▶ _Provided records_:
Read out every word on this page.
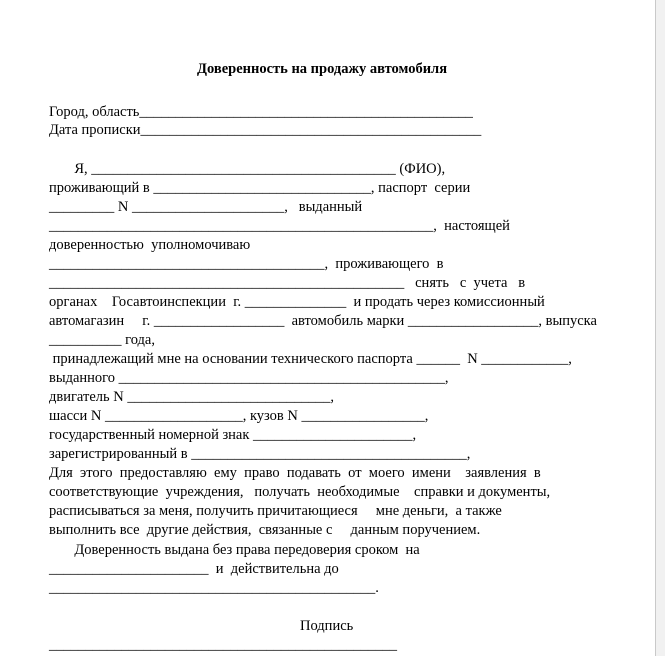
Доверенность на продажу автомобиля
Город, область______________________________________________
Дата прописки_______________________________________________
Я, __________________________________________ (ФИО),
проживающий в ______________________________, паспорт  серии
_________ N _____________________,   выданный
_____________________________________________________,  настоящей
доверенностью  уполномочиваю
______________________________________,  проживающего  в
_________________________________________________   снять   с  учета   в
органах    Госавтоинспекции  г. ______________  и продать через комиссионный
автомагазин     г. __________________  автомобиль марки __________________, выпуска
__________ года,
принадлежащий мне на основании технического паспорта ______  N ____________,
выданного _____________________________________________,
двигатель N ____________________________,
шасси N ___________________, кузов N _________________,
государственный номерной знак ______________________,
зарегистрированный в ______________________________________,
Для  этого  предоставляю  ему  право  подавать  от  моего  имени    заявления  в
соответствующие  учреждения,   получать  необходимые    справки и документы,
расписываться за меня, получить причитающиеся     мне деньги,  а также
выполнить все  другие действия,  связанные с     данным поручением.
Доверенность выдана без права передоверия сроком  на
______________________  и  действительна до
_____________________________________________.
Подпись
________________________________________________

▶ _Problem statement_:
Go through the material above and print all of it exactly, except the pictures.

▶ _Result below_:
Read out every word on this page.
Доверенность на продажу автомобиля
Город, область______________________________________________
Дата прописки_______________________________________________
Я, __________________________________________ (ФИО),
проживающий в ______________________________, паспорт  серии
_________ N _____________________,   выданный
_____________________________________________________,  настоящей
доверенностью  уполномочиваю
______________________________________,  проживающего  в
_________________________________________________   снять   с  учета   в
органах    Госавтоинспекции  г. ______________  и продать через комиссионный
автомагазин     г. __________________  автомобиль марки __________________, выпуска
__________ года,
принадлежащий мне на основании технического паспорта ______  N ____________,
выданного _____________________________________________,
двигатель N ____________________________,
шасси N ___________________, кузов N _________________,
государственный номерной знак ______________________,
зарегистрированный в ______________________________________,
Для  этого  предоставляю  ему  право  подавать  от  моего  имени    заявления  в
соответствующие  учреждения,   получать  необходимые    справки и документы,
расписываться за меня, получить причитающиеся     мне деньги,  а также
выполнить все  другие действия,  связанные с     данным поручением.
Доверенность выдана без права передоверия сроком  на
______________________  и  действительна до
_____________________________________________.
Подпись
________________________________________________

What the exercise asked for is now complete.